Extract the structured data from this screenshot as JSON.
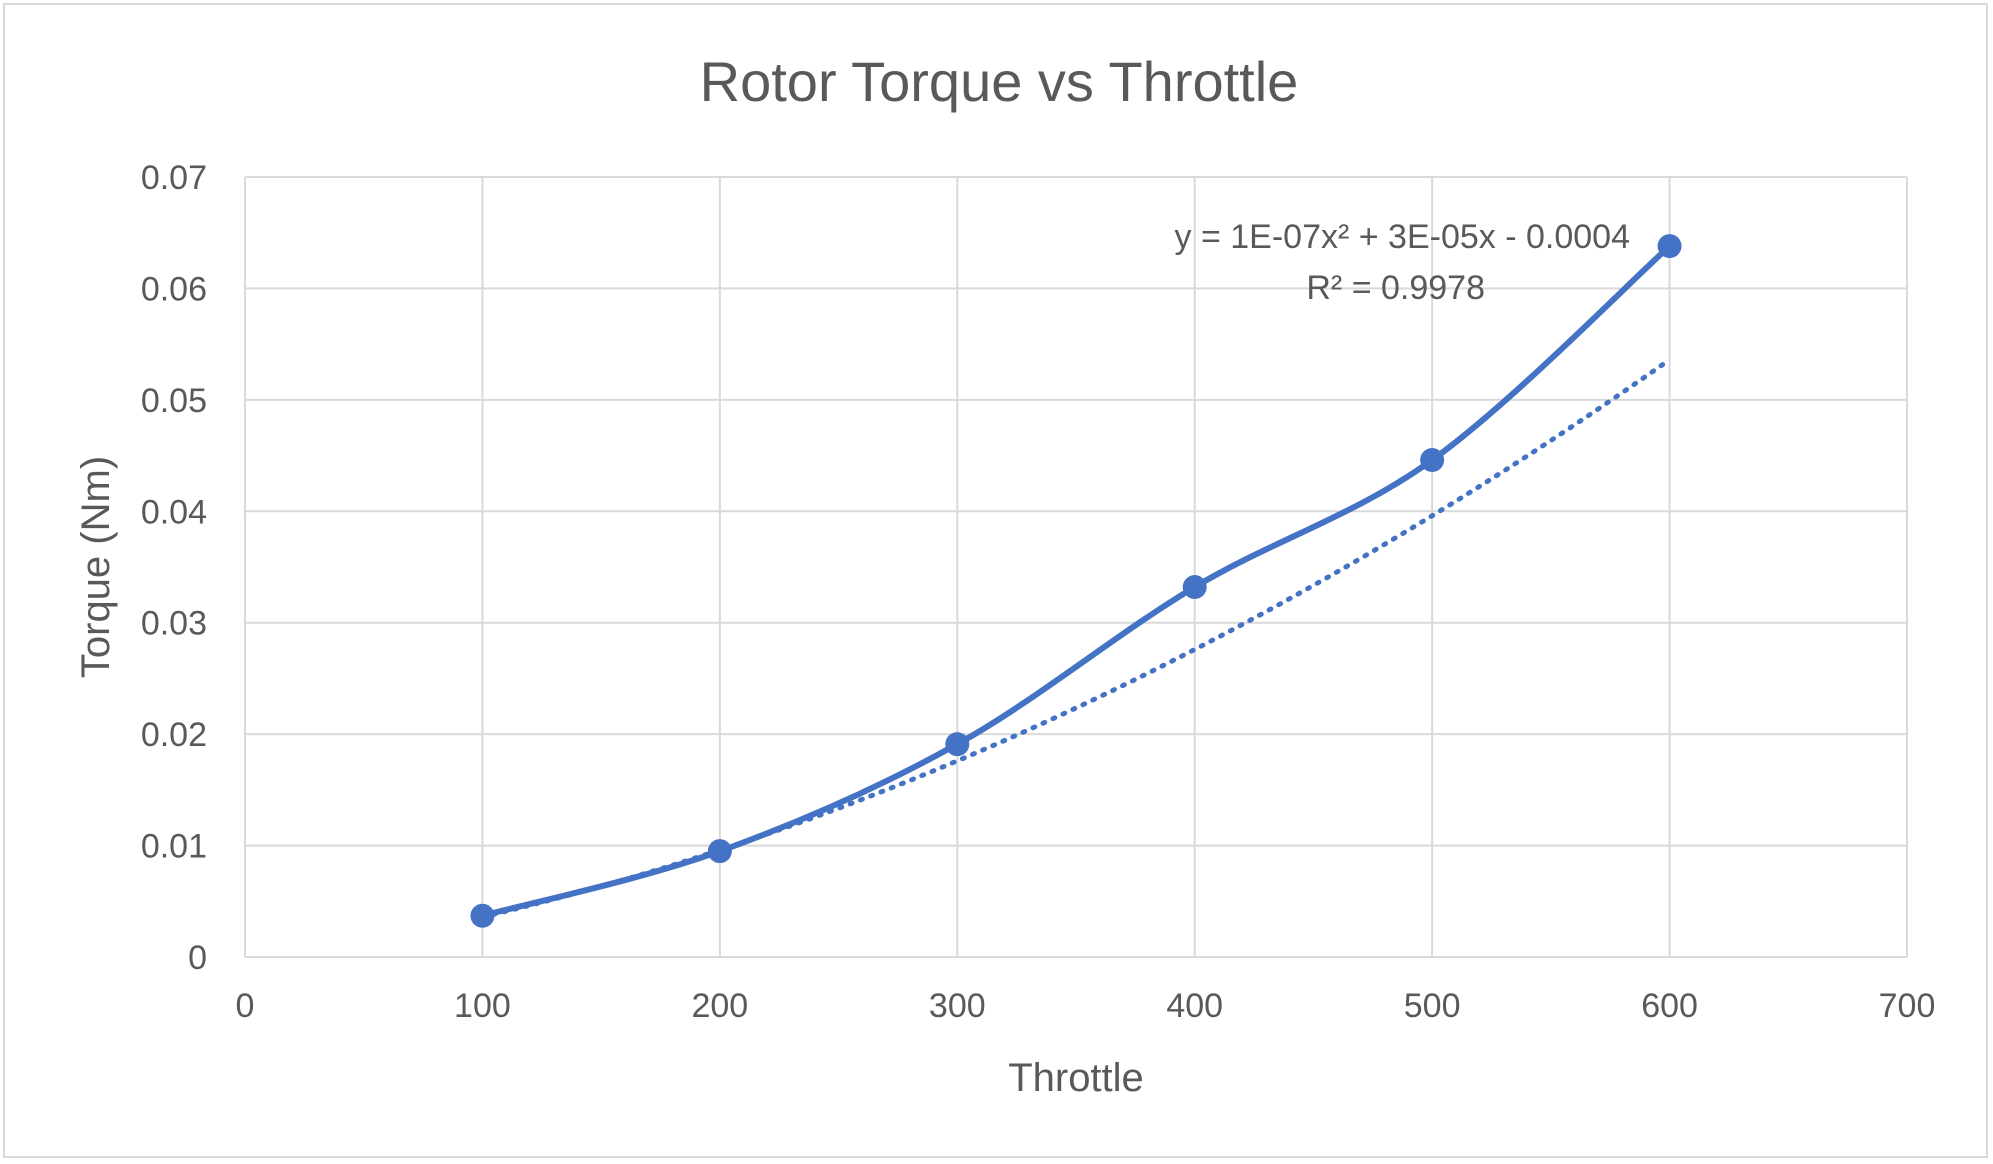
{
  "chart_data": {
    "type": "scatter",
    "title": "Rotor Torque vs Throttle",
    "xlabel": "Throttle",
    "ylabel": "Torque (Nm)",
    "xlim": [
      0,
      700
    ],
    "ylim": [
      0,
      0.07
    ],
    "x_ticks": [
      0,
      100,
      200,
      300,
      400,
      500,
      600,
      700
    ],
    "y_ticks": [
      0,
      0.01,
      0.02,
      0.03,
      0.04,
      0.05,
      0.06,
      0.07
    ],
    "x_tick_labels": [
      "0",
      "100",
      "200",
      "300",
      "400",
      "500",
      "600",
      "700"
    ],
    "y_tick_labels": [
      "0",
      "0.01",
      "0.02",
      "0.03",
      "0.04",
      "0.05",
      "0.06",
      "0.07"
    ],
    "grid": true,
    "series": [
      {
        "x": [
          100,
          200,
          300,
          400,
          500,
          600
        ],
        "y": [
          0.0037,
          0.0095,
          0.0191,
          0.0332,
          0.0446,
          0.0638
        ],
        "color": "#4472c4",
        "line": "smooth",
        "markers": true
      }
    ],
    "trendline": {
      "type": "polynomial",
      "order": 2,
      "style": "dotted",
      "color": "#4472c4",
      "coefficients": [
        1e-07,
        3e-05,
        -0.0004
      ],
      "x_range": [
        100,
        600
      ],
      "equation": "y = 1E-07x² + 3E-05x - 0.0004",
      "r_squared": "R² = 0.9978"
    }
  }
}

_What you will do_
Scan the material above for the word "Torque". Copy each line where it occurs.

_Finished answer_
    "title": "Rotor Torque vs Throttle",
    "ylabel": "Torque (Nm)",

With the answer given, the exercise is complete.